An exact copy of all the data is required, with pictures left out.
:::::
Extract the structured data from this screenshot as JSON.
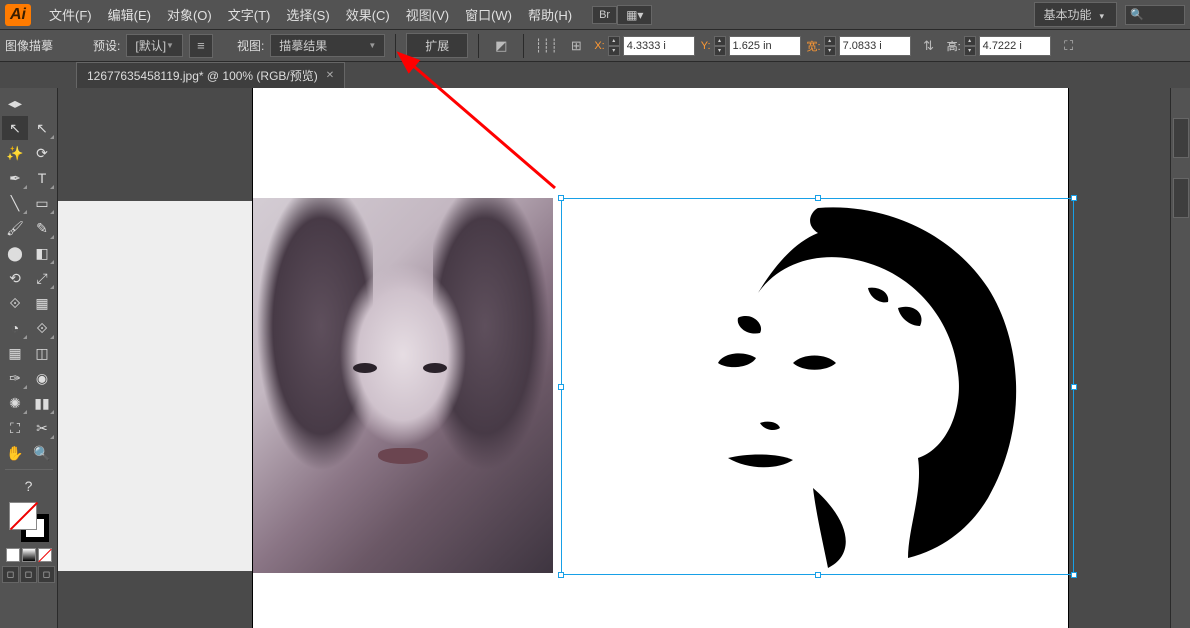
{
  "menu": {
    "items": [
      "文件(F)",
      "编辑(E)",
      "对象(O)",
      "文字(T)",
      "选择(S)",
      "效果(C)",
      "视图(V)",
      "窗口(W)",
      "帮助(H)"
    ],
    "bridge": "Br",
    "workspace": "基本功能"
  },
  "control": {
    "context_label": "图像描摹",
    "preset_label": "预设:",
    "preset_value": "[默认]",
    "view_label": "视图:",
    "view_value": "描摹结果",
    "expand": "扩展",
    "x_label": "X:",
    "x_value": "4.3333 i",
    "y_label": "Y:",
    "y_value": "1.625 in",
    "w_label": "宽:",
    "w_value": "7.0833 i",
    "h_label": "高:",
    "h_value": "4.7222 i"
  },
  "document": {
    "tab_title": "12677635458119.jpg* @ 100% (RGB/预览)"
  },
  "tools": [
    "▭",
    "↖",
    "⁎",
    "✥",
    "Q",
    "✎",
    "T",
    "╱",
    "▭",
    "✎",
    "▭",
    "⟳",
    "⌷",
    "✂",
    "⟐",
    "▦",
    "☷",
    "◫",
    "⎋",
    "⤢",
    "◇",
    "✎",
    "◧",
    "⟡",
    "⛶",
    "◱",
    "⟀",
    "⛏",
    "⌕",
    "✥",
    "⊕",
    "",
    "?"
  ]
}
:::::
**OUTPUT BELOW:**
Extract the structured data from this screenshot as JSON.
{
  "menu": {
    "items": [
      "文件(F)",
      "编辑(E)",
      "对象(O)",
      "文字(T)",
      "选择(S)",
      "效果(C)",
      "视图(V)",
      "窗口(W)",
      "帮助(H)"
    ],
    "bridge": "Br",
    "workspace": "基本功能"
  },
  "control": {
    "context_label": "图像描摹",
    "preset_label": "预设:",
    "preset_value": "[默认]",
    "view_label": "视图:",
    "view_value": "描摹结果",
    "expand": "扩展",
    "x_label": "X:",
    "x_value": "4.3333 i",
    "y_label": "Y:",
    "y_value": "1.625 in",
    "w_label": "宽:",
    "w_value": "7.0833 i",
    "h_label": "高:",
    "h_value": "4.7222 i"
  },
  "document": {
    "tab_title": "12677635458119.jpg* @ 100% (RGB/预览)"
  },
  "tools": [
    "▭",
    "↖",
    "⁎",
    "✥",
    "Q",
    "✎",
    "T",
    "╱",
    "▭",
    "✎",
    "▭",
    "⟳",
    "⌷",
    "✂",
    "⟐",
    "▦",
    "☷",
    "◫",
    "⎋",
    "⤢",
    "◇",
    "✎",
    "◧",
    "⟡",
    "⛶",
    "◱",
    "⟀",
    "⛏",
    "⌕",
    "✥",
    "⊕",
    "",
    "?"
  ]
}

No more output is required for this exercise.